Stored entries

────

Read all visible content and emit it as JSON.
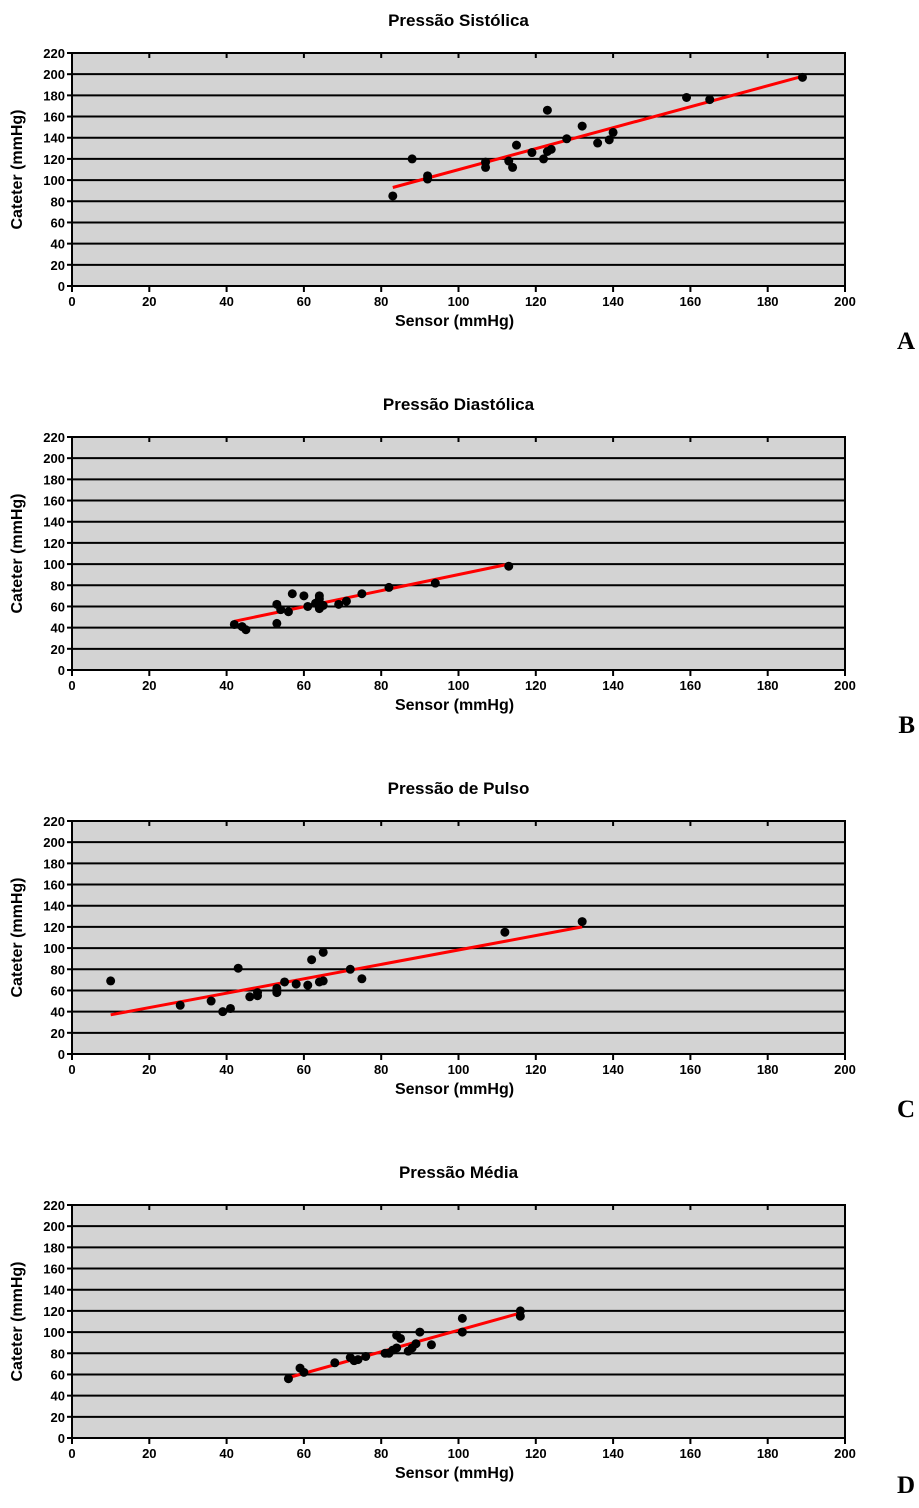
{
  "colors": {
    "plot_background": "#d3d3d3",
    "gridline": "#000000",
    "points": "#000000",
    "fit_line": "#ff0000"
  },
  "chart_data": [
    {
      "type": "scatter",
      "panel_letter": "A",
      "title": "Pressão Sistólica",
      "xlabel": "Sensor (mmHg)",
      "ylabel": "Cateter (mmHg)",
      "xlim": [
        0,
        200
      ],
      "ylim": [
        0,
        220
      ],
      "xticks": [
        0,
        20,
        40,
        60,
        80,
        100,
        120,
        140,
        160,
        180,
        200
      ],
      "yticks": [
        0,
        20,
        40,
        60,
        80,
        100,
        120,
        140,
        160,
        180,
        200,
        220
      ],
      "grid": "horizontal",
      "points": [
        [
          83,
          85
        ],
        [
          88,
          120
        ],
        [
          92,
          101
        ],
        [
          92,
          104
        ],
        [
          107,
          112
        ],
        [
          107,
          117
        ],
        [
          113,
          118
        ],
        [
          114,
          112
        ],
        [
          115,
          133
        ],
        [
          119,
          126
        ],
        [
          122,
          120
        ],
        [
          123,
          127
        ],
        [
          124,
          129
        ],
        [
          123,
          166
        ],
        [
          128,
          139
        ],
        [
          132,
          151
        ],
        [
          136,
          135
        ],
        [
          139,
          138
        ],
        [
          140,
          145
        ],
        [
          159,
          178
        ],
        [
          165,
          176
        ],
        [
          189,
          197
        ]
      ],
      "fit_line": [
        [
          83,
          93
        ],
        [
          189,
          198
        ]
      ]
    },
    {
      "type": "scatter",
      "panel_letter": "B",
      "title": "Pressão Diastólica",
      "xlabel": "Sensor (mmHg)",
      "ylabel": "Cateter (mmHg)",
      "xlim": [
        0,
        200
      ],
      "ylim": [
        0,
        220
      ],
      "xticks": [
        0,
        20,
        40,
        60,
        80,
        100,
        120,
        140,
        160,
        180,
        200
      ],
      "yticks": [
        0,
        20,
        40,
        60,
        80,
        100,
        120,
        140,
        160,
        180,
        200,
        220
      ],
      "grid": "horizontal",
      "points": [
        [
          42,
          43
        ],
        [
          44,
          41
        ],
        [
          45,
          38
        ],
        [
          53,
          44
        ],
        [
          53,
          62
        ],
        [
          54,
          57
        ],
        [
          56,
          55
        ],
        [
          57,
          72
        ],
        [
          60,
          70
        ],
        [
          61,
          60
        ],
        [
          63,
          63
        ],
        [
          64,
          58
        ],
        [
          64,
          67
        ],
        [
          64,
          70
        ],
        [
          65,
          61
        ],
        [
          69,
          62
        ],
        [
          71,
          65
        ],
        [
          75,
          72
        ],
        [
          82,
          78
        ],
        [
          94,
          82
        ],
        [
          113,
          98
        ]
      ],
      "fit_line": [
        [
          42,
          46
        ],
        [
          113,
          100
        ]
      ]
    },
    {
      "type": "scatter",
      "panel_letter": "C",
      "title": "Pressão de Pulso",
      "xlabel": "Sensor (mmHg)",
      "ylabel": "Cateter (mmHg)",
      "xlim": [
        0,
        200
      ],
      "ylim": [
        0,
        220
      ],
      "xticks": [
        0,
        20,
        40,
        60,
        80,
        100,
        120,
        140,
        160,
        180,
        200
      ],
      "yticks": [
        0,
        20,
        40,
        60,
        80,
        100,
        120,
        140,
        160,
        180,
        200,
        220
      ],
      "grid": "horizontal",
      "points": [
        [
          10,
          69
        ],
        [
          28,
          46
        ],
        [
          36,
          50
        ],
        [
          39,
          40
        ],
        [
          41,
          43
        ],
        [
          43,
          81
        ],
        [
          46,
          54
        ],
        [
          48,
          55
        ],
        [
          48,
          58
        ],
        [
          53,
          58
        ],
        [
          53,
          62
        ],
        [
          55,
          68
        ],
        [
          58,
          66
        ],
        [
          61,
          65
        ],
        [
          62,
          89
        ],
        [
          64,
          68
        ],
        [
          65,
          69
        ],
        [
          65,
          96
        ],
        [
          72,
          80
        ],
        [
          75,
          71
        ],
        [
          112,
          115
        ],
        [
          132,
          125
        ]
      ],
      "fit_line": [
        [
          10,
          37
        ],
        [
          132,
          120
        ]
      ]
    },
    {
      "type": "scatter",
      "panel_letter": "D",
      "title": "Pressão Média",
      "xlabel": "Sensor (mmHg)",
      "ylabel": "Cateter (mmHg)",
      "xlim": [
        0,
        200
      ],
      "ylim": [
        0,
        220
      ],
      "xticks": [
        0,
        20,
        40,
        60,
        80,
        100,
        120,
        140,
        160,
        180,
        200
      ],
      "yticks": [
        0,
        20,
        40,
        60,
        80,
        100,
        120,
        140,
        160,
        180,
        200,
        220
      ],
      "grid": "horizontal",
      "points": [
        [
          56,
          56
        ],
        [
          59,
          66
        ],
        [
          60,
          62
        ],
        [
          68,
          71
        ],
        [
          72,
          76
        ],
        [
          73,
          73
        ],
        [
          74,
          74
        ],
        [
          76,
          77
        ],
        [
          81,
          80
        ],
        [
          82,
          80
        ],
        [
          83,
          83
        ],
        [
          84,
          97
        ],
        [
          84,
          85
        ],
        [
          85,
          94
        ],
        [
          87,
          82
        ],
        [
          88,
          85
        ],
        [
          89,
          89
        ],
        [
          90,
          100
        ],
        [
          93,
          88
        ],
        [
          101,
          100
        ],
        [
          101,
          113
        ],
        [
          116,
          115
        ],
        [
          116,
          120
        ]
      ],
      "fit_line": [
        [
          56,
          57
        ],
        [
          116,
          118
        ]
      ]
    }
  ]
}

────

▶ OBJECTIVE: Keep only the lines that hold the string "Pressão", and copy them out.

▶ ANSWER FOR THIS EXERCISE:
      "title": "Pressão Sistólica",
      "title": "Pressão Diastólica",
      "title": "Pressão de Pulso",
      "title": "Pressão Média",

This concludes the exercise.